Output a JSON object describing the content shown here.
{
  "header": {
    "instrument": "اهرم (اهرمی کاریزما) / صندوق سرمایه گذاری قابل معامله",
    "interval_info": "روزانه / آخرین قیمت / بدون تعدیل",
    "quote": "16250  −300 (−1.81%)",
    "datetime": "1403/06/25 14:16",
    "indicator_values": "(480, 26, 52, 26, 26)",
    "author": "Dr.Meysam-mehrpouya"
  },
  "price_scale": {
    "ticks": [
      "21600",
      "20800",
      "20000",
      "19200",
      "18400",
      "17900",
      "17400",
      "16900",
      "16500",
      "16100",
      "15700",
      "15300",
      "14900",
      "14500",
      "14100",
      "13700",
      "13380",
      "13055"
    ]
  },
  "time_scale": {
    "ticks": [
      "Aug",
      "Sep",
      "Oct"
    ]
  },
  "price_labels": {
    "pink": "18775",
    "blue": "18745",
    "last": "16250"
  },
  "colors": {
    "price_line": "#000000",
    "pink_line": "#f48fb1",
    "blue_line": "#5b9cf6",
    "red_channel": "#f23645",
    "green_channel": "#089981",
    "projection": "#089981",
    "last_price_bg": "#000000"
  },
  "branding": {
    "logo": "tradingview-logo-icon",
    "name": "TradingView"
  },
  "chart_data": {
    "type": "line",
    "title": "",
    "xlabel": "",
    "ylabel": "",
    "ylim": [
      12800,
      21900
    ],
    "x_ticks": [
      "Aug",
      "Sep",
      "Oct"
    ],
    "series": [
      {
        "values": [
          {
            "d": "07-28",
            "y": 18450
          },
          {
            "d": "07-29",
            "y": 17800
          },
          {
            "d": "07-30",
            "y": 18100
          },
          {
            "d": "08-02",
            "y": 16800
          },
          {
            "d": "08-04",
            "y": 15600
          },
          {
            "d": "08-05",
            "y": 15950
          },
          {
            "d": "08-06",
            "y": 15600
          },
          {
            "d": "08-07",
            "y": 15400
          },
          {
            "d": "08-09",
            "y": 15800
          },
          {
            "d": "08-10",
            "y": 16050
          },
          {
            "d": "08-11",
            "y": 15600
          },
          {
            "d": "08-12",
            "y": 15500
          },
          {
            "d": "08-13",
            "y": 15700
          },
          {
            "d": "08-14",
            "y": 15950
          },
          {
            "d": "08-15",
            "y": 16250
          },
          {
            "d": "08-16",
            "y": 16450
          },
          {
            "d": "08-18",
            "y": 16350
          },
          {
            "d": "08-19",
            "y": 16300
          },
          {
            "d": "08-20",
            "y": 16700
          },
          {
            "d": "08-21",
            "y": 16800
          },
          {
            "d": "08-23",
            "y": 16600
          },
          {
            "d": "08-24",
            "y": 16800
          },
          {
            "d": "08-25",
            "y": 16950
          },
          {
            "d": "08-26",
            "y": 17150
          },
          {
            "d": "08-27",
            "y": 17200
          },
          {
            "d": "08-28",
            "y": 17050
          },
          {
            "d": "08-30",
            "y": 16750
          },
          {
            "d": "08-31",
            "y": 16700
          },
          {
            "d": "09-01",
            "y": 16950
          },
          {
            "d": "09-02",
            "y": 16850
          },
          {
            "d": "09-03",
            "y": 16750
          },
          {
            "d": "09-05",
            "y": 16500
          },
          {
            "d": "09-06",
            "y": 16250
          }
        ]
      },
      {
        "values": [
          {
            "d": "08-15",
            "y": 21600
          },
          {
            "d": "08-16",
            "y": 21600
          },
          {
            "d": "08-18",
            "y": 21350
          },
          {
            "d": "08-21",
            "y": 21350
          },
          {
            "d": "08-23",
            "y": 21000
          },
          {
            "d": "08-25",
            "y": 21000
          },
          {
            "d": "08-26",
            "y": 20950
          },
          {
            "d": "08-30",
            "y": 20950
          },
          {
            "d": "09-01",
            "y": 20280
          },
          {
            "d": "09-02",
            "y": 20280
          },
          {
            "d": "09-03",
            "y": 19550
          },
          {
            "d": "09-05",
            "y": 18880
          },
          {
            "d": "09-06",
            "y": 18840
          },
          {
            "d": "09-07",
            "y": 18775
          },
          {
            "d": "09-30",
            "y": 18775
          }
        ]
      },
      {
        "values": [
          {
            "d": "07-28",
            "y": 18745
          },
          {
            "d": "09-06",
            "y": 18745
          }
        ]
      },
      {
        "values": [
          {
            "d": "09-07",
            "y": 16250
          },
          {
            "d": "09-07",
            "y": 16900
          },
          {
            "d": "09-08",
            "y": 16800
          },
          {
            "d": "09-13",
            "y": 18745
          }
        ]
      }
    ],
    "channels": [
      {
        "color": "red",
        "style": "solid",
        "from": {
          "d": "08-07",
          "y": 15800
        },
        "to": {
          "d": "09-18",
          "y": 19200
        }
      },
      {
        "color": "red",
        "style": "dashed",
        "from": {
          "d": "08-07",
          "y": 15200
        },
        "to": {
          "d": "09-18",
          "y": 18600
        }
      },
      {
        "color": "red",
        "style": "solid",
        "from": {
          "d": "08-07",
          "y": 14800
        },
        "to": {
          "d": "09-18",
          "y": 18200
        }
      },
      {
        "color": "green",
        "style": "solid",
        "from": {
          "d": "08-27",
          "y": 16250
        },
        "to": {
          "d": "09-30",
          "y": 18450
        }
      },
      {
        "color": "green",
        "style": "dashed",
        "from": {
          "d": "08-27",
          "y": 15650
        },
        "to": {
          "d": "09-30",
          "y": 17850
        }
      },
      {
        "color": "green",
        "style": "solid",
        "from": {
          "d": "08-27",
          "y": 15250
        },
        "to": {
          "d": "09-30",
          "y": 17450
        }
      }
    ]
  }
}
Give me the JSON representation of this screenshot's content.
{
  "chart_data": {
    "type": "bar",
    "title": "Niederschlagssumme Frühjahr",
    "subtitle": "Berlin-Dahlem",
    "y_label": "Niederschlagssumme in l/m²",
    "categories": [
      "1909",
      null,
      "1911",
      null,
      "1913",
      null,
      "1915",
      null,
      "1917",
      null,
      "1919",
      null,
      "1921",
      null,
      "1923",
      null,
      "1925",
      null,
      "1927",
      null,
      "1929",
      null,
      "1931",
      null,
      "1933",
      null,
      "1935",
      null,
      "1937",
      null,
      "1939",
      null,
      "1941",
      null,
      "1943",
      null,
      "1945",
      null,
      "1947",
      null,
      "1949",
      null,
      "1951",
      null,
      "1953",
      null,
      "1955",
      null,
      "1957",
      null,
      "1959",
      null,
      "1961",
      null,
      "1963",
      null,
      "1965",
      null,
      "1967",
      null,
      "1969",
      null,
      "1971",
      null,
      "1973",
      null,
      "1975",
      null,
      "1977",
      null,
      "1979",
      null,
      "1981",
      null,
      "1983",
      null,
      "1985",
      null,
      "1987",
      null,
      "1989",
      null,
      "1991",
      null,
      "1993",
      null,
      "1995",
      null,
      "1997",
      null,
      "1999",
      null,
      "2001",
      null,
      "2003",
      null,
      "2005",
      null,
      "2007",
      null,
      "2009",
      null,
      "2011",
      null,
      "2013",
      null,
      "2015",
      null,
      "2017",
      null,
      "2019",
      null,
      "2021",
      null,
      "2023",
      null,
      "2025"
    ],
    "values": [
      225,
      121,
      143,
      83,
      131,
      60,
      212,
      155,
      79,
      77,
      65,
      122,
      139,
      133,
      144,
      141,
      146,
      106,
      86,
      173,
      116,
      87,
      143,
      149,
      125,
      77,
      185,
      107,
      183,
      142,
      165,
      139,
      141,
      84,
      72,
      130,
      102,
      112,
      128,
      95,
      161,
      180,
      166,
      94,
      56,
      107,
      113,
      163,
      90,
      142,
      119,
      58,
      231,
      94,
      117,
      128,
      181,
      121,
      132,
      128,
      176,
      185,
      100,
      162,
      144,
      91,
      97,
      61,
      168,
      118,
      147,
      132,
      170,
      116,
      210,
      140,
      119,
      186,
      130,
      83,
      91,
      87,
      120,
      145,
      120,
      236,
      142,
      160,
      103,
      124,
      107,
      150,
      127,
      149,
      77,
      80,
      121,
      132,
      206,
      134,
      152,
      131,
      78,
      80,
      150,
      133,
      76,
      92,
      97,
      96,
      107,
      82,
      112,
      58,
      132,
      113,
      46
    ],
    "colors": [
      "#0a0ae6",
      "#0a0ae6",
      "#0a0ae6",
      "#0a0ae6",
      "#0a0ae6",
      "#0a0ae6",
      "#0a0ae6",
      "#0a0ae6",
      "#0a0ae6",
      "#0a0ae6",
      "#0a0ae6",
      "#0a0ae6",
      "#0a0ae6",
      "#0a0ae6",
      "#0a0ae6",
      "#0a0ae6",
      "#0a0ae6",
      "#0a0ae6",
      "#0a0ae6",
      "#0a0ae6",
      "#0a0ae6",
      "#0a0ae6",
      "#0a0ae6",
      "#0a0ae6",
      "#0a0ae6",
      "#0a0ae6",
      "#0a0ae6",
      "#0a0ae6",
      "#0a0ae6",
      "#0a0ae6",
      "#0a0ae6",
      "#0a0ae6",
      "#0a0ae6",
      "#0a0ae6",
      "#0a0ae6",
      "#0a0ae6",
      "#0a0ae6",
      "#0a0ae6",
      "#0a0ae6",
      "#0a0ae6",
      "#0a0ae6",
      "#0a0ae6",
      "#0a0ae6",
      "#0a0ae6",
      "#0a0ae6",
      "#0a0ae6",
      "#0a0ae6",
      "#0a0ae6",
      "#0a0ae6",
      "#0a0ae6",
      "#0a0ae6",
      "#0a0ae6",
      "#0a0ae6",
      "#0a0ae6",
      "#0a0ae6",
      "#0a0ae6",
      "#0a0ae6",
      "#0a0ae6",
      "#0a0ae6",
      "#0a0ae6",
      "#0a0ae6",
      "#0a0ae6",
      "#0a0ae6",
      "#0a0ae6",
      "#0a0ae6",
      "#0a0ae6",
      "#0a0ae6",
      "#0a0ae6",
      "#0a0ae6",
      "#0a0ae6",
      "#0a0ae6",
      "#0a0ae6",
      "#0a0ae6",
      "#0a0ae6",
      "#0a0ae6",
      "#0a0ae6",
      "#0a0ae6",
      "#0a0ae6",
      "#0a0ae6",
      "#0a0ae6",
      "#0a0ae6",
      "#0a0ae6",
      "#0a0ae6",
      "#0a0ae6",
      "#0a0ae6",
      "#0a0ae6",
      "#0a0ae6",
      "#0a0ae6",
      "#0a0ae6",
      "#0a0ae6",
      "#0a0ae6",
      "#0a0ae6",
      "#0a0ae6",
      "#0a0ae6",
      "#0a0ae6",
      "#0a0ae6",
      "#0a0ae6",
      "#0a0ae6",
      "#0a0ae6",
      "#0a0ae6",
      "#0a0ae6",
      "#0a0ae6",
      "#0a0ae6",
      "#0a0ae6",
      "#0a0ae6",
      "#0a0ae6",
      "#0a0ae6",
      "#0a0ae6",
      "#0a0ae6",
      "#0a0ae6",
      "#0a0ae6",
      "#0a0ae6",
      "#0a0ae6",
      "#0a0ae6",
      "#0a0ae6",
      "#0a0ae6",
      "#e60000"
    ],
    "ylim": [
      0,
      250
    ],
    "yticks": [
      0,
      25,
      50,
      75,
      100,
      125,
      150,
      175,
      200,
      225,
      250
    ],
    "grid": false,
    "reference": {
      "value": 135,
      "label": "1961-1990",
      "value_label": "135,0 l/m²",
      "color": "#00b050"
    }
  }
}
== == ==
**What you are asked to do**
Lines containing the word "content" must all be returned from the material above.

**Full answer**
Output a JSON object describing the content shown here.
Give me the JSON representation of this screenshot's content.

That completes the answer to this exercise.